List each line of the entries below that contains the string "中四学生和所有O", treating uppercase and lowercase as different.

-- start EXCERPTED DATA --

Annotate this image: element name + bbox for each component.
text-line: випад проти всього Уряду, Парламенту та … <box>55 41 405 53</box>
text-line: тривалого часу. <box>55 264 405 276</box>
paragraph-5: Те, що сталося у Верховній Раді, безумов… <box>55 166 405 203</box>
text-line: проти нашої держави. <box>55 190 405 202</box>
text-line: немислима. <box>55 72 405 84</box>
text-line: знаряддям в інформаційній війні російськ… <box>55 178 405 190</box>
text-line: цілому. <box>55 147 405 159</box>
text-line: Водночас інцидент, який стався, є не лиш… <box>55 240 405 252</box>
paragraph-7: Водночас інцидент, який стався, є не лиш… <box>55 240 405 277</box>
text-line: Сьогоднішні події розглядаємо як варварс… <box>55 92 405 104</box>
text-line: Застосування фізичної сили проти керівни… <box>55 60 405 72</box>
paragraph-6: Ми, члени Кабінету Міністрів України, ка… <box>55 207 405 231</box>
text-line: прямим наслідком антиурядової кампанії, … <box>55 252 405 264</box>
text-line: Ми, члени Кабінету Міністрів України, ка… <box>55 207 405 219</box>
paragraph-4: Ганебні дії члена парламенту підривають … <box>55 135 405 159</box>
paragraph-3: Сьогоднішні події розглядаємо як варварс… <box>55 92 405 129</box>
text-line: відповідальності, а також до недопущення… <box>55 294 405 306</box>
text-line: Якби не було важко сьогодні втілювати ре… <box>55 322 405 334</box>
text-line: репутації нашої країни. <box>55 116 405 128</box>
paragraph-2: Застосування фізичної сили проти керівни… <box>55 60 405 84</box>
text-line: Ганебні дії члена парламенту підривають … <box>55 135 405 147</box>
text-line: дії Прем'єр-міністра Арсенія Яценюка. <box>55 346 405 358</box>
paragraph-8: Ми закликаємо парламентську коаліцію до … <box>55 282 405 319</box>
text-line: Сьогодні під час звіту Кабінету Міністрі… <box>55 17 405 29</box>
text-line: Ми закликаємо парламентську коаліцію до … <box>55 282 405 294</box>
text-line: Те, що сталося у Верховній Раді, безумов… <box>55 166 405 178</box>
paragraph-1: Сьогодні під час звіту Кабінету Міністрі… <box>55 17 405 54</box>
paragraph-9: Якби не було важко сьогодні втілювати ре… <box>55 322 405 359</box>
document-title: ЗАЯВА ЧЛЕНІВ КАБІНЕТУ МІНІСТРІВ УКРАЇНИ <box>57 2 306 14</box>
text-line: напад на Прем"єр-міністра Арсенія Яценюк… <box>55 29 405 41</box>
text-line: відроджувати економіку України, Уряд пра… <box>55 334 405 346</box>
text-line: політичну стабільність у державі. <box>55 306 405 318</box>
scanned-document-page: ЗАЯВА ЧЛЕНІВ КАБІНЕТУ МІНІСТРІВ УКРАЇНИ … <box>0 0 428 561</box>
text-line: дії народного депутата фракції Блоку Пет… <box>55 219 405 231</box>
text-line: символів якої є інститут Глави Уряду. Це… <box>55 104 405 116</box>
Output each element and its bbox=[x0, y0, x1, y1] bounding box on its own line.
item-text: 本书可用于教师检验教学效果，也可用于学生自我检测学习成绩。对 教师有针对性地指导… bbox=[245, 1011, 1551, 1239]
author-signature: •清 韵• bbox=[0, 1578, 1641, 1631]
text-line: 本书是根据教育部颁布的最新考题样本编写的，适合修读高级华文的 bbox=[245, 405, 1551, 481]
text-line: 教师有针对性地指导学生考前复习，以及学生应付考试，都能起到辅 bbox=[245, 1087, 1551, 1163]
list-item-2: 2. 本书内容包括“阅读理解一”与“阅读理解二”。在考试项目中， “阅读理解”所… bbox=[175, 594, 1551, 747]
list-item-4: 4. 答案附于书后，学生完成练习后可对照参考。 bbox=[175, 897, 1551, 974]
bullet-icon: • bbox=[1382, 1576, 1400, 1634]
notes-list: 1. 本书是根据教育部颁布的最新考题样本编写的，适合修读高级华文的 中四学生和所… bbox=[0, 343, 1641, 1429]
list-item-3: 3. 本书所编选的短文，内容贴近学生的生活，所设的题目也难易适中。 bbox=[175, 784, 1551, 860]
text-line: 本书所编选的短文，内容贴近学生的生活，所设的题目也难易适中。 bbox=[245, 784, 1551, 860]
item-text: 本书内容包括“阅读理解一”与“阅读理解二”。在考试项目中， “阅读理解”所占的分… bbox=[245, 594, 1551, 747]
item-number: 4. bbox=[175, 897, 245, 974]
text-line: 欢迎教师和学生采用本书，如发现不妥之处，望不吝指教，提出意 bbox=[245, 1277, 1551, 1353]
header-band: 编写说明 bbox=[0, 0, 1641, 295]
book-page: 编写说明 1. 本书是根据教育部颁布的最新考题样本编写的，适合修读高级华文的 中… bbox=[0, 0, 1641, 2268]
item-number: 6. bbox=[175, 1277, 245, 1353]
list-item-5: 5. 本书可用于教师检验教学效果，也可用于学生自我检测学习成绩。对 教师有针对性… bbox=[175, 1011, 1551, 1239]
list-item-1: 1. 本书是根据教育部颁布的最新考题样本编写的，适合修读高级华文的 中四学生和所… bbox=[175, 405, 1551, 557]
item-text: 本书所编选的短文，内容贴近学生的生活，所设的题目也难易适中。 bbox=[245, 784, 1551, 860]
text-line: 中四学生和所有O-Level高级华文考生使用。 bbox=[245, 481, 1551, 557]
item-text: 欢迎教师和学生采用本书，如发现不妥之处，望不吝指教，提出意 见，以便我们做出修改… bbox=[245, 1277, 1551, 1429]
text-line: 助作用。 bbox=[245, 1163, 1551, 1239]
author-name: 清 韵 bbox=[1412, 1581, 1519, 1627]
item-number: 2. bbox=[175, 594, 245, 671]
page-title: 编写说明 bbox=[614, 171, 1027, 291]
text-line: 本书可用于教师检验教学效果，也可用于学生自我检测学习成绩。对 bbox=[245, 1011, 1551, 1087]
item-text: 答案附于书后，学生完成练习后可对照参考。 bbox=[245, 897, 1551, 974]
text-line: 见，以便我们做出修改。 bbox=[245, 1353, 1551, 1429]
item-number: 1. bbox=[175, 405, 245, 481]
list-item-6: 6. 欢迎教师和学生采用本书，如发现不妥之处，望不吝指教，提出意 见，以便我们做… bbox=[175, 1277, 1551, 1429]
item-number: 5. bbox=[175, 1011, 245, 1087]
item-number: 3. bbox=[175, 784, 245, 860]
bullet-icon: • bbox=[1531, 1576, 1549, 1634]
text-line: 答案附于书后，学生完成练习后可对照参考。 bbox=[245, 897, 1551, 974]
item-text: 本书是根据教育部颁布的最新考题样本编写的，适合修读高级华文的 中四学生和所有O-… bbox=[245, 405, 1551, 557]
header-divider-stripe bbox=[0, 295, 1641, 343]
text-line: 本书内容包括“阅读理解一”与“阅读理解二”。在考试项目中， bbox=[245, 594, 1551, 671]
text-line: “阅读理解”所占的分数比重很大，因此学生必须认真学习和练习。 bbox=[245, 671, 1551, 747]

-- end EXCERPTED DATA --

* COMPLETE RESPONSE
text-line: 中四学生和所有O-Level高级华文考生使用。 bbox=[245, 481, 1551, 557]
item-text: 本书是根据教育部颁布的最新考题样本编写的，适合修读高级华文的 中四学生和所有O-… bbox=[245, 405, 1551, 557]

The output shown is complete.